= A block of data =
---*---
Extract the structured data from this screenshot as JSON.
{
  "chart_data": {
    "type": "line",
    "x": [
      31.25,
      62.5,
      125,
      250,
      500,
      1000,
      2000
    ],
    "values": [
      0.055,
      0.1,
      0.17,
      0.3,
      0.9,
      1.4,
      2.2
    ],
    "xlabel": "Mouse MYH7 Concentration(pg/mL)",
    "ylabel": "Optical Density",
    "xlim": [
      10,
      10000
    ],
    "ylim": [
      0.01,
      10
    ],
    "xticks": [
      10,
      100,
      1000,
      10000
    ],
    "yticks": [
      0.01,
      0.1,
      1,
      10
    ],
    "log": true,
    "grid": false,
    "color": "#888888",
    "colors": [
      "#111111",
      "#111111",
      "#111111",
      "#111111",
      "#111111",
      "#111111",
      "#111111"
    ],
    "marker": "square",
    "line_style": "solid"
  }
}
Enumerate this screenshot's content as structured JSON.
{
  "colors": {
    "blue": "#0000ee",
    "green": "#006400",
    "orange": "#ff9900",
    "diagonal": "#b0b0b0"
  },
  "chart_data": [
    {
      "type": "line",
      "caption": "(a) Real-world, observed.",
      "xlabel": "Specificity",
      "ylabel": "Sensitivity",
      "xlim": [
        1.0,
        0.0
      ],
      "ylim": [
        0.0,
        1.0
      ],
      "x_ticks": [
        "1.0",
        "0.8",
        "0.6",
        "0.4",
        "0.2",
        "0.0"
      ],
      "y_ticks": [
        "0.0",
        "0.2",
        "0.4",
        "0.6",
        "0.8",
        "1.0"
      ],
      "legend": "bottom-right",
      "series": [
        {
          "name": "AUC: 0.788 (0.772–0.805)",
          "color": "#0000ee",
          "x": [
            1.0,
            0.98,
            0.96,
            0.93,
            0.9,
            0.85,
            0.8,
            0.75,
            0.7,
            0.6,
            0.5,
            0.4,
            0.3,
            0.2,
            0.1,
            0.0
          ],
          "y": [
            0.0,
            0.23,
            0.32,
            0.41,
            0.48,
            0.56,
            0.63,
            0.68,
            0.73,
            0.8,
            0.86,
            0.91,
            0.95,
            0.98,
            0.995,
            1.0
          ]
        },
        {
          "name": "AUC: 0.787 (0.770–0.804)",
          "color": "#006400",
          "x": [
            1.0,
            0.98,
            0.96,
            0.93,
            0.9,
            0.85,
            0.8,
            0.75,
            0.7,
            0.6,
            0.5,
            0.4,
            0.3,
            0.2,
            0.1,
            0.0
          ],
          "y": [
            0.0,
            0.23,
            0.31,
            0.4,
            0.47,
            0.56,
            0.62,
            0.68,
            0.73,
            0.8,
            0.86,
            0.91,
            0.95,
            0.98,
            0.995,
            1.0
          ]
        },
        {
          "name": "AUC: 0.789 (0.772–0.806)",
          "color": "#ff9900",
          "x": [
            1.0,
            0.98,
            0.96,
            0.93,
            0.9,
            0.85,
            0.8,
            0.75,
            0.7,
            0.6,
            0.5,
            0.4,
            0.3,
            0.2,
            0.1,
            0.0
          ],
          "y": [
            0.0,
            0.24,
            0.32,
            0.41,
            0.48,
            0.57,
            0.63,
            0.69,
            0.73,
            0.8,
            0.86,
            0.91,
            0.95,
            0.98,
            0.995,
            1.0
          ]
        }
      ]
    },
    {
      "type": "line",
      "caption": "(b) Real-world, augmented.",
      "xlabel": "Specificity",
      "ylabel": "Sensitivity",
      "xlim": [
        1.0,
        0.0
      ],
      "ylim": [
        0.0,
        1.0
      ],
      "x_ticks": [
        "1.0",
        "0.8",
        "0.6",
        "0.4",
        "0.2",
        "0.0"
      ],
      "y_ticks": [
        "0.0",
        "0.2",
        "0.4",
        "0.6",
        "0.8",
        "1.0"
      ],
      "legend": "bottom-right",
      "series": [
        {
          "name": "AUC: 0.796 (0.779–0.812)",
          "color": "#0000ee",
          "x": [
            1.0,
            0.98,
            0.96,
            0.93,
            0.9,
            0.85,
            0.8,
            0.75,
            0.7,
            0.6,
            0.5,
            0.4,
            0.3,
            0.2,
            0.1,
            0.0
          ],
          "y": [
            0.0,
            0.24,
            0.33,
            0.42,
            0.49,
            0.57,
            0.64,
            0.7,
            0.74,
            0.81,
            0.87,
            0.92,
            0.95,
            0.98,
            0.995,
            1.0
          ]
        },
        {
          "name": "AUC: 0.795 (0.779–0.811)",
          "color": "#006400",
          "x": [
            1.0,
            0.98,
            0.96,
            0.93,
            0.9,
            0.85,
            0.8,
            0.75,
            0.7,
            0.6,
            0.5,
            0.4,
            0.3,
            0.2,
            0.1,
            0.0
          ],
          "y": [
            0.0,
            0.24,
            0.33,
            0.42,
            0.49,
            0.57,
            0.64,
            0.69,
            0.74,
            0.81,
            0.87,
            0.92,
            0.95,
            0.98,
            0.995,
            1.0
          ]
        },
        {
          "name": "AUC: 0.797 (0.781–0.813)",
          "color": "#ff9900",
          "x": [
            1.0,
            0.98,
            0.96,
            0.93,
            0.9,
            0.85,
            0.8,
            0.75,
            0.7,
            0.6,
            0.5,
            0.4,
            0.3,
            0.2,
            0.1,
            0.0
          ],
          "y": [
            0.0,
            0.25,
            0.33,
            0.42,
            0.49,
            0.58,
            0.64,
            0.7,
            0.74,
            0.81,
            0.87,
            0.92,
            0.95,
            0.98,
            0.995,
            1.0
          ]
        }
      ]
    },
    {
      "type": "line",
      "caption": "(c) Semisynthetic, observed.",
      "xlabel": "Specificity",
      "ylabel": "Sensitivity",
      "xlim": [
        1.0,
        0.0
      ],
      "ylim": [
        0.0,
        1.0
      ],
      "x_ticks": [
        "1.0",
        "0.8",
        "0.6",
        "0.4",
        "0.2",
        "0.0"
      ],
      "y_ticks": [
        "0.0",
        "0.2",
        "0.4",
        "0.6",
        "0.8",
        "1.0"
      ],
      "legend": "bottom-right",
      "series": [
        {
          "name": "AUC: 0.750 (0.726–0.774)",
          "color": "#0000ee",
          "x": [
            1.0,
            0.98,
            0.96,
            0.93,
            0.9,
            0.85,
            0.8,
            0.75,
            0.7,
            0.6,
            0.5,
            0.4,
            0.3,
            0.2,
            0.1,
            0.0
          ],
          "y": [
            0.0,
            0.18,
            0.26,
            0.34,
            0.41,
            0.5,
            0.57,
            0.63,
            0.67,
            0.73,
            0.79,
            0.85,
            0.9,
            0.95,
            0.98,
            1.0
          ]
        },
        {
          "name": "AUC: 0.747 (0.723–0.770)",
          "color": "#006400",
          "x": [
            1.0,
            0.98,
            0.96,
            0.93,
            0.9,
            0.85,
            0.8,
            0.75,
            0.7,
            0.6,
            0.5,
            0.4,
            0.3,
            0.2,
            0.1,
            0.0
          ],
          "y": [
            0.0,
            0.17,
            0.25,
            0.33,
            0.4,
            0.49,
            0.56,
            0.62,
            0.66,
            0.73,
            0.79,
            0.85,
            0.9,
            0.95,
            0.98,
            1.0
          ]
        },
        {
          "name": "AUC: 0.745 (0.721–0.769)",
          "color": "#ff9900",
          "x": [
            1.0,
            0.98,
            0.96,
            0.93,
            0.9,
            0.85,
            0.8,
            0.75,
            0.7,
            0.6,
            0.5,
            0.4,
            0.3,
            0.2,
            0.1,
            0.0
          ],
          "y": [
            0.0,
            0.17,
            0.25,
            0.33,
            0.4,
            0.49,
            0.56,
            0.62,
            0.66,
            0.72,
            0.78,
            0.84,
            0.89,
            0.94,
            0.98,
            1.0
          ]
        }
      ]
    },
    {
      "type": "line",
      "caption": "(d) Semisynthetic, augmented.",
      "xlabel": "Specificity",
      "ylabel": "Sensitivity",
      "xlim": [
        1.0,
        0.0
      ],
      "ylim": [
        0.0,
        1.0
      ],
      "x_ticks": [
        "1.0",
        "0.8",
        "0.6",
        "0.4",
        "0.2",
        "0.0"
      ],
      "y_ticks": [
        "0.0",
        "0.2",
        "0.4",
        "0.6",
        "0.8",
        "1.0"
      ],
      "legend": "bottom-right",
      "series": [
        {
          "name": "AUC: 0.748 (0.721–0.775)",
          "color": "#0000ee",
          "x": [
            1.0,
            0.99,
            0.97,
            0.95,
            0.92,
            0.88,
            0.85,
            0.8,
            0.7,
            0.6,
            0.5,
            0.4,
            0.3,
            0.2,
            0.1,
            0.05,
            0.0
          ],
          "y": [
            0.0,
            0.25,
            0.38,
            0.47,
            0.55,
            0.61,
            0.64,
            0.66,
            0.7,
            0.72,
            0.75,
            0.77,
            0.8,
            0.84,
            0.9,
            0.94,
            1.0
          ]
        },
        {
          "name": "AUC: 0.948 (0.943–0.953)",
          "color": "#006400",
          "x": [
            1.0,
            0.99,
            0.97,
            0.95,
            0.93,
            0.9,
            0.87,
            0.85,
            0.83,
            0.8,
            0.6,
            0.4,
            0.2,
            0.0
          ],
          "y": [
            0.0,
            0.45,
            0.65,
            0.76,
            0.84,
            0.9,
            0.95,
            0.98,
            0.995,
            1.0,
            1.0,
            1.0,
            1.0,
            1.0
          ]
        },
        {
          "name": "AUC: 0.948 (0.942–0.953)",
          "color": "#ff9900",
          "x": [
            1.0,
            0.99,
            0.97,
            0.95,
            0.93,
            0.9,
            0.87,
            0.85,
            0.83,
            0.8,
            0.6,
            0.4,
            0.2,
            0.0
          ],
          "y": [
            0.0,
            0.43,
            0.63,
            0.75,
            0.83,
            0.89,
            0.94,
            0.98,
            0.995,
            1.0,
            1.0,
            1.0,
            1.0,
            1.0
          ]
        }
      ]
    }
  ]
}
---*---
= Description of the task =
Pull every line containing the word "structured" out of the material and copy it.

= The answer =
Extract the structured data from this screenshot as JSON.
Enumerate this screenshot's content as structured JSON.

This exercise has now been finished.